> [Short exercise]
Copy every line with the string "cross" in it.
-- begin --
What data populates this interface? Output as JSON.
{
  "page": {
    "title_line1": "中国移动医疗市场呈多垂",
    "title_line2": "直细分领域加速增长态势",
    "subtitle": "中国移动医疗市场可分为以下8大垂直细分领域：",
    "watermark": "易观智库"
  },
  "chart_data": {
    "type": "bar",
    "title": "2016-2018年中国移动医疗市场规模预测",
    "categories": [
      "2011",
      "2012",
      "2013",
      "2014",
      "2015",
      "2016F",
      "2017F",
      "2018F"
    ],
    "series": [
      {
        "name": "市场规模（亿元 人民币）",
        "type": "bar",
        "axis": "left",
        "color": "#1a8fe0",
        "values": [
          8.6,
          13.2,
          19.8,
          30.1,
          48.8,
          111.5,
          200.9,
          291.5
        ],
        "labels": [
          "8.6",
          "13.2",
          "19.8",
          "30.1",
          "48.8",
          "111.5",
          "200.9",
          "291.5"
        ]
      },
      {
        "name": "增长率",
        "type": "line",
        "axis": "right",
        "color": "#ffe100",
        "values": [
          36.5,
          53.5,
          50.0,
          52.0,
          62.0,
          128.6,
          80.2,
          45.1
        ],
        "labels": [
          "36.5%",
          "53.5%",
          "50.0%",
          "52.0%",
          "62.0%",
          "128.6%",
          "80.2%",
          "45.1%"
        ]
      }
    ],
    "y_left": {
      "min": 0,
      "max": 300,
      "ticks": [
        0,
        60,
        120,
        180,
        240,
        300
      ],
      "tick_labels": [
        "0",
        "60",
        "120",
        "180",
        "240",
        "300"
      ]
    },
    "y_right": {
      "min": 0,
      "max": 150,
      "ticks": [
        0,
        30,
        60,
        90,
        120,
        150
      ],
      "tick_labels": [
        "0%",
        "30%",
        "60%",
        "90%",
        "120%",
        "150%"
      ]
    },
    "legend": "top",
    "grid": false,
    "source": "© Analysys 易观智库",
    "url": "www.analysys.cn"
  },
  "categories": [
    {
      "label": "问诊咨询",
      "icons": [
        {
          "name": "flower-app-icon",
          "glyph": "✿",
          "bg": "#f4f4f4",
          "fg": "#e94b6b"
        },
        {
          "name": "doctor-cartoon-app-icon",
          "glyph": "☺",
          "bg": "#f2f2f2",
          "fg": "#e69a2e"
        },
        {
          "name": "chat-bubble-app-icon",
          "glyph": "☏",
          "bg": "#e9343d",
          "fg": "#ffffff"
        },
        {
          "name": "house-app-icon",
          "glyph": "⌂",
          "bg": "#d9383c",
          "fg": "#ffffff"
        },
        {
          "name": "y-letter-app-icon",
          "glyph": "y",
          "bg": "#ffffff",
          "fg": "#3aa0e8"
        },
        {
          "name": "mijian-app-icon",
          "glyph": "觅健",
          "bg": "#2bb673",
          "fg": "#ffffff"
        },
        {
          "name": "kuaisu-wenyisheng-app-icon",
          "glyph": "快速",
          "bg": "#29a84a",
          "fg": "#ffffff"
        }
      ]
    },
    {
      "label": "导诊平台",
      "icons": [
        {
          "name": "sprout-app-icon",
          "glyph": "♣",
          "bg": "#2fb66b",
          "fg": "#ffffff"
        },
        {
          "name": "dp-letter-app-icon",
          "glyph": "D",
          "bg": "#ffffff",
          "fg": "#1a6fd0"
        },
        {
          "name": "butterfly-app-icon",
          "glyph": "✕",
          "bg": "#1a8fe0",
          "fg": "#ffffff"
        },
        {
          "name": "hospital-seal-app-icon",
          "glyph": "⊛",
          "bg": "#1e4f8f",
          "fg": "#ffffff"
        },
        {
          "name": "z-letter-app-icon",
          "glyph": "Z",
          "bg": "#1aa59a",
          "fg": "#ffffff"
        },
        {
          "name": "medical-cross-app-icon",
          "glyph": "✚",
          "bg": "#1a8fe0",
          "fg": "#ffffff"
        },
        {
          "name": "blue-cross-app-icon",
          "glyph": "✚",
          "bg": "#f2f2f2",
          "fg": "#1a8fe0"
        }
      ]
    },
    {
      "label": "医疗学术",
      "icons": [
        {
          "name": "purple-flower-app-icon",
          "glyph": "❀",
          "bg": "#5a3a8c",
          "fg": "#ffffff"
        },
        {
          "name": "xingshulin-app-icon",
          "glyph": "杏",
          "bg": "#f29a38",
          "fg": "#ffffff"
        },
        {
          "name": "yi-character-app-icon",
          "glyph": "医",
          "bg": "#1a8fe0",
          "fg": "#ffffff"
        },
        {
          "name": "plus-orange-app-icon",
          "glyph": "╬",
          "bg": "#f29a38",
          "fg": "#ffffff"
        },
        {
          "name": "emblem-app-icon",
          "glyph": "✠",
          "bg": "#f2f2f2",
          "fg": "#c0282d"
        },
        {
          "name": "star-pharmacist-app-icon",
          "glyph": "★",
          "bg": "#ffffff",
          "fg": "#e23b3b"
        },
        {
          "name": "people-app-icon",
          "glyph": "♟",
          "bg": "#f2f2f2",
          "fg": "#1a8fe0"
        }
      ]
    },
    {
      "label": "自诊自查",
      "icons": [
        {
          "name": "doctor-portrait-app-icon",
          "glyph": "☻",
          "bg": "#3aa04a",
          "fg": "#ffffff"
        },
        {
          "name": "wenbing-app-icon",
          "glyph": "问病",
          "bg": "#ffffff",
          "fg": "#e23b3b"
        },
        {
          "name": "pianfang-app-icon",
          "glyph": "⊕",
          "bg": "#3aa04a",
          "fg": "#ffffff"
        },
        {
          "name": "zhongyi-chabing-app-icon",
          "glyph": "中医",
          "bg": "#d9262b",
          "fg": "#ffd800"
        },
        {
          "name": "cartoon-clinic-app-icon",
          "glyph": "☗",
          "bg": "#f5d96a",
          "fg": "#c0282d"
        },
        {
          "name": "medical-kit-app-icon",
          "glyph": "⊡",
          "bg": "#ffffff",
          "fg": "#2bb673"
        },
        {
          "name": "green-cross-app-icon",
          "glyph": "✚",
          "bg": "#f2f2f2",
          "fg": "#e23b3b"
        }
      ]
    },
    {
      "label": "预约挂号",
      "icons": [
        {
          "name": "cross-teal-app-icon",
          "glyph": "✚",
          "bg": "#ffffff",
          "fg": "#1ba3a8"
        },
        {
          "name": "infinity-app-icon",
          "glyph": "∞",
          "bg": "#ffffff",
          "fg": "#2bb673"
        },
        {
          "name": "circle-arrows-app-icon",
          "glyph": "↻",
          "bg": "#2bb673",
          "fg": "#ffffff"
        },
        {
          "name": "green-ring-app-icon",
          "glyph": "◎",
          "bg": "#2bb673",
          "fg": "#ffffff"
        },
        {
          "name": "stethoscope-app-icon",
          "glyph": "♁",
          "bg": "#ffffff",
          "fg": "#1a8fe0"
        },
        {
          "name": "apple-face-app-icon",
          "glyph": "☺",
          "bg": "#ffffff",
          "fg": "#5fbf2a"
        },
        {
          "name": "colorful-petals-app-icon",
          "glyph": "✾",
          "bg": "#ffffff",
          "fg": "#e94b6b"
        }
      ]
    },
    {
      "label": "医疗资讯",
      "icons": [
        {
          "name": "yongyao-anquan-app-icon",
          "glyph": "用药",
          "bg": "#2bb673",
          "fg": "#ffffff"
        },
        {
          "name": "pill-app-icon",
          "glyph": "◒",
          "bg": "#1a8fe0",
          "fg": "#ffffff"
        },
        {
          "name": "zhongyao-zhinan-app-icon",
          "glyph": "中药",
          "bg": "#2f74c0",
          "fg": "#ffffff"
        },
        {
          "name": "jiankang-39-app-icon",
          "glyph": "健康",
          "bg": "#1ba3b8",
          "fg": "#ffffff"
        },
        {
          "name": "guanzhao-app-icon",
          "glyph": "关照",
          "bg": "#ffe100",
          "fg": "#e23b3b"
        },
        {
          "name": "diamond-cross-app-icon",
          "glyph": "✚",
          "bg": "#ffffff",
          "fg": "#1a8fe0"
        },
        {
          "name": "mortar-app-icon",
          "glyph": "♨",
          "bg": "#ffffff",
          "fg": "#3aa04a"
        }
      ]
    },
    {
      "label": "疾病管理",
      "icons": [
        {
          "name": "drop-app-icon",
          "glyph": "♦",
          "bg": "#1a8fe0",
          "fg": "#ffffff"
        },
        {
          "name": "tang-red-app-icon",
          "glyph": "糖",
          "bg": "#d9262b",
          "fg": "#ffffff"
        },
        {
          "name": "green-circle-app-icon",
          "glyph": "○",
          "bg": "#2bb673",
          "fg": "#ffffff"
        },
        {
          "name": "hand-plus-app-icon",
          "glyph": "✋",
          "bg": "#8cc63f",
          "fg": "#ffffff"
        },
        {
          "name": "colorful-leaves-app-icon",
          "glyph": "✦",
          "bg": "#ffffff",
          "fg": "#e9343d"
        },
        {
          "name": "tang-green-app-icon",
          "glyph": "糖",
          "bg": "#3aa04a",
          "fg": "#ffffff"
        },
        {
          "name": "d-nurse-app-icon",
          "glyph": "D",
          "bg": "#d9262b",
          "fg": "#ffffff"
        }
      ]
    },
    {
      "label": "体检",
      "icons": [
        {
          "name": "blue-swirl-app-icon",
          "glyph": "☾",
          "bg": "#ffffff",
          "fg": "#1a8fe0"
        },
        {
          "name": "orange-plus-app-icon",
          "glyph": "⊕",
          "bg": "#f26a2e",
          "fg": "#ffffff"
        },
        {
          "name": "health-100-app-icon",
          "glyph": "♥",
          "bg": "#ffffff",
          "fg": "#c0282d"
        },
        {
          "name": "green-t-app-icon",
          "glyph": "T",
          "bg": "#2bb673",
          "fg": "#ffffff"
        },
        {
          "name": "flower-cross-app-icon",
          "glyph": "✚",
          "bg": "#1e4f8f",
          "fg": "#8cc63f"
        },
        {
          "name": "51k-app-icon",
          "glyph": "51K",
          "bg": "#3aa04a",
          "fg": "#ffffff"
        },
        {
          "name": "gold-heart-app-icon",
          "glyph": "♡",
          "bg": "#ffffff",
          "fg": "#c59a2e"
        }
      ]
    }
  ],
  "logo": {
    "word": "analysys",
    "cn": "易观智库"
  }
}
-- end --
> [Solved exercise]
          "name": "medical-cross-app-icon",
          "name": "blue-cross-app-icon",
          "name": "green-cross-app-icon",
          "name": "cross-teal-app-icon",
          "name": "diamond-cross-app-icon",
          "name": "flower-cross-app-icon",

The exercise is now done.